* _Written task_:
Quote the lines below exactly, from the one that holds "Transcribe the text in this document." through the final line of the records, and only those.

Records
§ §
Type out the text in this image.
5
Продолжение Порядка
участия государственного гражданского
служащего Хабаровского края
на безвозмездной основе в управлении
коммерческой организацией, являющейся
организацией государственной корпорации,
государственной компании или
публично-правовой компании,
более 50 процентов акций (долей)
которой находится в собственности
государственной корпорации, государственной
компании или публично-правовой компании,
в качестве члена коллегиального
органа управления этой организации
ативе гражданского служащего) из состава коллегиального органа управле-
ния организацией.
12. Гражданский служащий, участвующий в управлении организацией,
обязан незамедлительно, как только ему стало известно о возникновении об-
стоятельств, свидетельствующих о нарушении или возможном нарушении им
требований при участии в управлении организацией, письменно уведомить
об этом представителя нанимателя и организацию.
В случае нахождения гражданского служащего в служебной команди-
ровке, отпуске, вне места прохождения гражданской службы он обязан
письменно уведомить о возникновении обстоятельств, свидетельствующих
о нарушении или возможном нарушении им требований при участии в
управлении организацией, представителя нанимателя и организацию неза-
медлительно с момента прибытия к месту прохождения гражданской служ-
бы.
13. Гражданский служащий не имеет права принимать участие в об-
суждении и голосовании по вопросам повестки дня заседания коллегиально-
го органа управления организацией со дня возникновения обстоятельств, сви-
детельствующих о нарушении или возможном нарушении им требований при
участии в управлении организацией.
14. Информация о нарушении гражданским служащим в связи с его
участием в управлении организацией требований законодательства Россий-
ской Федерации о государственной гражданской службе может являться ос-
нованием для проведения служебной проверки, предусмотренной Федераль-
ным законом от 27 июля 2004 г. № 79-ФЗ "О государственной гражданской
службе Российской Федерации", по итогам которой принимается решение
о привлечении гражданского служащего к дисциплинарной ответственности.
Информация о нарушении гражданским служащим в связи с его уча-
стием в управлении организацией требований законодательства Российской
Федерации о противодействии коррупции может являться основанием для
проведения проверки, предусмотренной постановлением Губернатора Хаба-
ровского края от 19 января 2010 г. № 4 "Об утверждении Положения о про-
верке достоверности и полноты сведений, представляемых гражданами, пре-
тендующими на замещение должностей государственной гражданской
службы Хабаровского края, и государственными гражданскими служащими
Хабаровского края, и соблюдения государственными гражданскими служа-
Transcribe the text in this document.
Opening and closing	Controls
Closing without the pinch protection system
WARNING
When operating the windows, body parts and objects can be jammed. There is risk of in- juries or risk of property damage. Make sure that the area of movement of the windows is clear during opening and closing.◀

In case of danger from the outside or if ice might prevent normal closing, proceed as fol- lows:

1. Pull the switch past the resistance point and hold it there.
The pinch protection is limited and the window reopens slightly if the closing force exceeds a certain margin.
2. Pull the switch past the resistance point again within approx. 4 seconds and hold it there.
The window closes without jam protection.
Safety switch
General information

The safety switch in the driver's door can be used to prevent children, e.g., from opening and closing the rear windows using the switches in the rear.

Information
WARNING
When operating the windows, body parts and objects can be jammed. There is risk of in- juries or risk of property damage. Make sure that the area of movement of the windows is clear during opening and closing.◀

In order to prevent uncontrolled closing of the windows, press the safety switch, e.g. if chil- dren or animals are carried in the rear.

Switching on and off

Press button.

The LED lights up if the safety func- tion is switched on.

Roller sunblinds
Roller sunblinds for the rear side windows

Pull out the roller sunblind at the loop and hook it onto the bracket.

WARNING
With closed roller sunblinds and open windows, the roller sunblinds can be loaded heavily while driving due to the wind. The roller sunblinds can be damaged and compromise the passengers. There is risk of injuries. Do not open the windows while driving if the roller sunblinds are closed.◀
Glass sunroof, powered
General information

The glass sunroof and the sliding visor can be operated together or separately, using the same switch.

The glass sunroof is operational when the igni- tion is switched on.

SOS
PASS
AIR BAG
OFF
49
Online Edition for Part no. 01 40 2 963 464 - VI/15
§ §
* _The output_:
Transcribe the text in this document.
Opening and closing	Controls
Closing without the pinch protection system
WARNING
When operating the windows, body parts and objects can be jammed. There is risk of in- juries or risk of property damage. Make sure that the area of movement of the windows is clear during opening and closing.◀

In case of danger from the outside or if ice might prevent normal closing, proceed as fol- lows:

1. Pull the switch past the resistance point and hold it there.
The pinch protection is limited and the window reopens slightly if the closing force exceeds a certain margin.
2. Pull the switch past the resistance point again within approx. 4 seconds and hold it there.
The window closes without jam protection.
Safety switch
General information

The safety switch in the driver's door can be used to prevent children, e.g., from opening and closing the rear windows using the switches in the rear.

Information
WARNING
When operating the windows, body parts and objects can be jammed. There is risk of in- juries or risk of property damage. Make sure that the area of movement of the windows is clear during opening and closing.◀

In order to prevent uncontrolled closing of the windows, press the safety switch, e.g. if chil- dren or animals are carried in the rear.

Switching on and off

Press button.

The LED lights up if the safety func- tion is switched on.

Roller sunblinds
Roller sunblinds for the rear side windows

Pull out the roller sunblind at the loop and hook it onto the bracket.

WARNING
With closed roller sunblinds and open windows, the roller sunblinds can be loaded heavily while driving due to the wind. The roller sunblinds can be damaged and compromise the passengers. There is risk of injuries. Do not open the windows while driving if the roller sunblinds are closed.◀
Glass sunroof, powered
General information

The glass sunroof and the sliding visor can be operated together or separately, using the same switch.

The glass sunroof is operational when the igni- tion is switched on.

SOS
PASS
AIR BAG
OFF
49
Online Edition for Part no. 01 40 2 963 464 - VI/15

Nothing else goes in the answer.